▸ Dataset excerpt
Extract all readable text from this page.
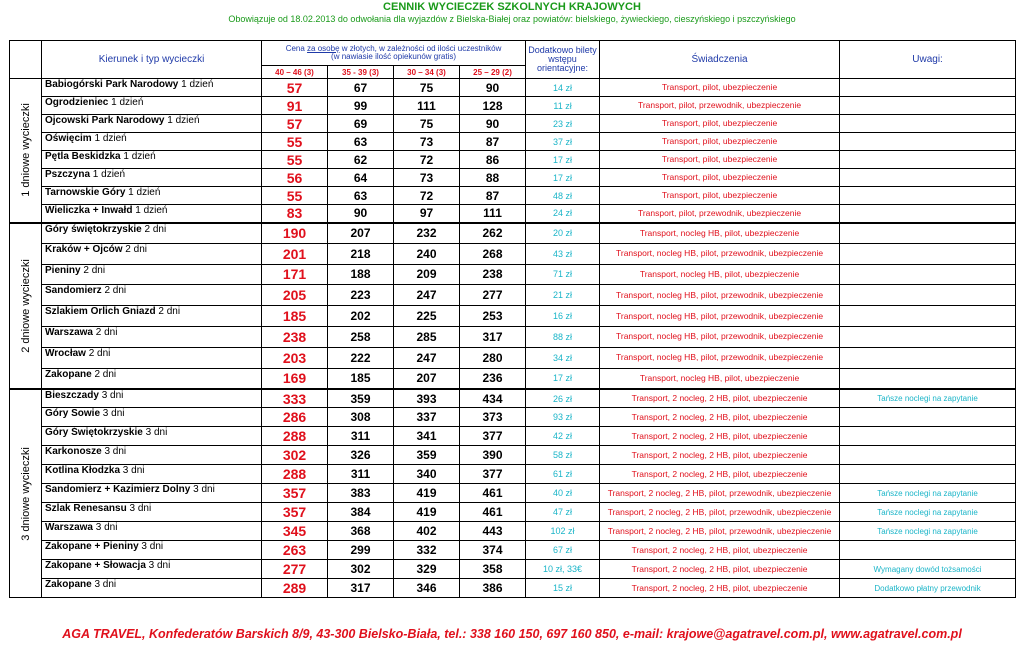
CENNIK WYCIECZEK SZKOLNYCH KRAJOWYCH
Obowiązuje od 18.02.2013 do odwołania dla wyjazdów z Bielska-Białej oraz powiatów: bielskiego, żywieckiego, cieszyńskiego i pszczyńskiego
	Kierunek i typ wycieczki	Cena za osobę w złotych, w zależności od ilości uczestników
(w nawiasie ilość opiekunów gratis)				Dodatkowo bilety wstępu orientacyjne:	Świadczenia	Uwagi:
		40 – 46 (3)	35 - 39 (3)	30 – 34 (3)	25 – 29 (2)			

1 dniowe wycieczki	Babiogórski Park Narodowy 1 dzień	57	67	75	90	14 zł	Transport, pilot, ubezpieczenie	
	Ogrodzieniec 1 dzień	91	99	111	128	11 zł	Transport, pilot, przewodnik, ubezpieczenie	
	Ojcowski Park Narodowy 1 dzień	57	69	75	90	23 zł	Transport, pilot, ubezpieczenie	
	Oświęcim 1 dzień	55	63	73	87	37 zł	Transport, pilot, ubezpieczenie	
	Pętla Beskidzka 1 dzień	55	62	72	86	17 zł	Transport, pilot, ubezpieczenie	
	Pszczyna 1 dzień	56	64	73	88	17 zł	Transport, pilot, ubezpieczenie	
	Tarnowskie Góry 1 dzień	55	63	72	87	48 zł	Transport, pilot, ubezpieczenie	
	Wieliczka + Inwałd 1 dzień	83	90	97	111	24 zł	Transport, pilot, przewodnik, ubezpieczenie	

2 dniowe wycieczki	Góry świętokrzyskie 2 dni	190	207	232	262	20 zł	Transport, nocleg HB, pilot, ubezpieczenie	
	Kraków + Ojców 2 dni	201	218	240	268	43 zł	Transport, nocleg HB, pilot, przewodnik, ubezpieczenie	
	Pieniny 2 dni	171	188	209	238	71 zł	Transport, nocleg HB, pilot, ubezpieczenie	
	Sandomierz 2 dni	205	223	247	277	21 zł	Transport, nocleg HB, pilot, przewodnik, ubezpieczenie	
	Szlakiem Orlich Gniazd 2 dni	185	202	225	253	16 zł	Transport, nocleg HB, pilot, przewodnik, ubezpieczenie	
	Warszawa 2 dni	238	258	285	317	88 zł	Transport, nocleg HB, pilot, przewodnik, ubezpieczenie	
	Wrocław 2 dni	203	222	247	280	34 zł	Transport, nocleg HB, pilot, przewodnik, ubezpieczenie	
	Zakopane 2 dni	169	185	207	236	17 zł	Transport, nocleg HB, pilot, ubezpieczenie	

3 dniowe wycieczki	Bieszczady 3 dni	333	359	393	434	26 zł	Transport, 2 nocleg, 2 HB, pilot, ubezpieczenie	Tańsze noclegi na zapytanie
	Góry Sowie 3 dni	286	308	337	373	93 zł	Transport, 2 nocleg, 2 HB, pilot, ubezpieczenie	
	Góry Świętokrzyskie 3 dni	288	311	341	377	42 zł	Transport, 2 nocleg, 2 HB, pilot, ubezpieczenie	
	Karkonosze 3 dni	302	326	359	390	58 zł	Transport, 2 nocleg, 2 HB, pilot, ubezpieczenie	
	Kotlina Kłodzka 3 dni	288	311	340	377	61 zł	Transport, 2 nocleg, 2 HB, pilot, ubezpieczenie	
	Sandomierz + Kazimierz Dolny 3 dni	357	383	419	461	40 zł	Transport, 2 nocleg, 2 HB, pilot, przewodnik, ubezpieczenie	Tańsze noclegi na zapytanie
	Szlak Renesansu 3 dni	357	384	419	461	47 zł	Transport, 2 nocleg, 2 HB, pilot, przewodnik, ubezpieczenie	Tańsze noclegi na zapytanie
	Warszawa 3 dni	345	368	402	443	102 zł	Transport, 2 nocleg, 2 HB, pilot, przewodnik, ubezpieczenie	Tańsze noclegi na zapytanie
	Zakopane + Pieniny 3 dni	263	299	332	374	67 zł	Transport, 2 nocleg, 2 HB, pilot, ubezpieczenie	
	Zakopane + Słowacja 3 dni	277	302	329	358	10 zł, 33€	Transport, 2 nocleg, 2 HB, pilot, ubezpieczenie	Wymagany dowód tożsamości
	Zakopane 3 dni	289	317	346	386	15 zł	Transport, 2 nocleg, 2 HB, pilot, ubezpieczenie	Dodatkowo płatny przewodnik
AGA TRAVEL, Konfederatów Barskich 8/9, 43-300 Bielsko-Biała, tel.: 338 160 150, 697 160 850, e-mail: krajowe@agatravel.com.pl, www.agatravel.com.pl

==

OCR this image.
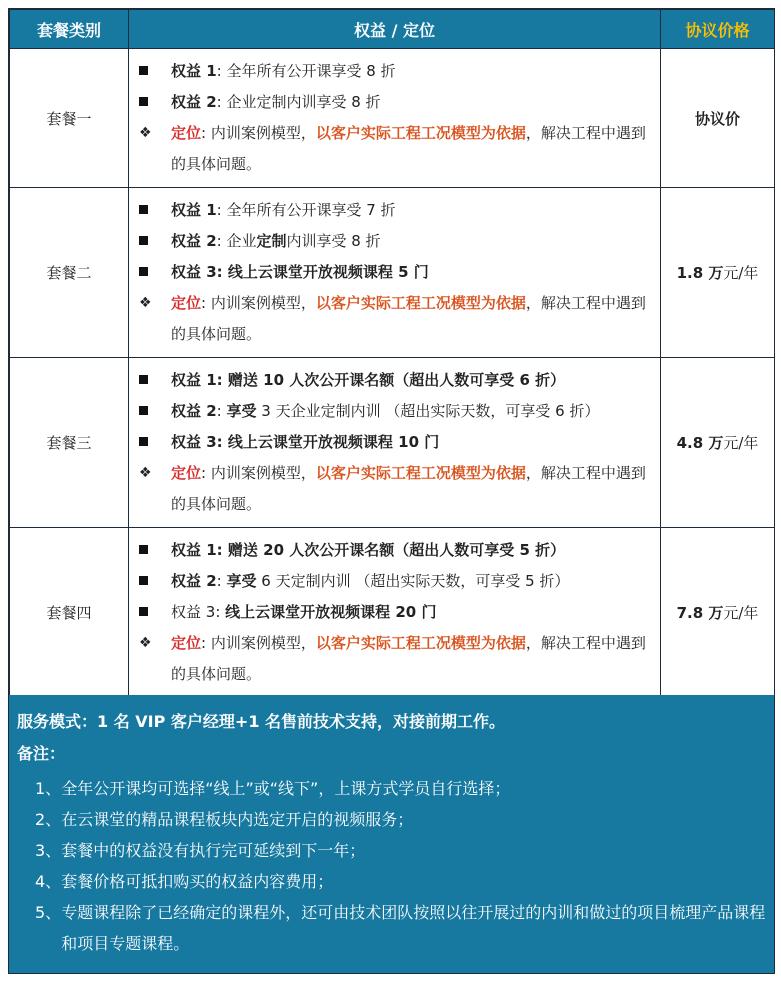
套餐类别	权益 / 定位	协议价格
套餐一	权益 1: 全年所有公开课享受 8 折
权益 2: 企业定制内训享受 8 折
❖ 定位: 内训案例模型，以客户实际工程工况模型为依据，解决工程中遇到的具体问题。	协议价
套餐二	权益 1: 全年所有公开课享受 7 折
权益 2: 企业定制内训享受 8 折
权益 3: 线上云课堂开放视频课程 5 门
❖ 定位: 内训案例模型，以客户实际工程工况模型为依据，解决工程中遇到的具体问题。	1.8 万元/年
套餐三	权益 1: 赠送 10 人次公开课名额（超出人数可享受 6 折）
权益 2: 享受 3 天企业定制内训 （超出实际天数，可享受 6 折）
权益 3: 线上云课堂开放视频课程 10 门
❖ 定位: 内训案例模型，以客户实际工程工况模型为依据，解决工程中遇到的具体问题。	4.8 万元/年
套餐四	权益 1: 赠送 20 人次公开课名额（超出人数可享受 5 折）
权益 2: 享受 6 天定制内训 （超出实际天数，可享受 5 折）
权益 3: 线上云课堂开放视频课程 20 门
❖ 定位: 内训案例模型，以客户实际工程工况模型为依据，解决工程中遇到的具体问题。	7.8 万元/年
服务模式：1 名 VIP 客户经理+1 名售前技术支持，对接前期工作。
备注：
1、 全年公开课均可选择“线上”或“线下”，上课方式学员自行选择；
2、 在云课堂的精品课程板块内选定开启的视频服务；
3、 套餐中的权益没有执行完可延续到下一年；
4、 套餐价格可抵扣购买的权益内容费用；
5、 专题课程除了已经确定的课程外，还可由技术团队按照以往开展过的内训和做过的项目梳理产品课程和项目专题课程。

▸ REQUIREMENT
List the lines of the entries that include "人次公开课名额".

▸ COMPLETE OUTPUT
套餐三	权益 1: 赠送 10 人次公开课名额（超出人数可享受 6 折）
套餐四	权益 1: 赠送 20 人次公开课名额（超出人数可享受 5 折）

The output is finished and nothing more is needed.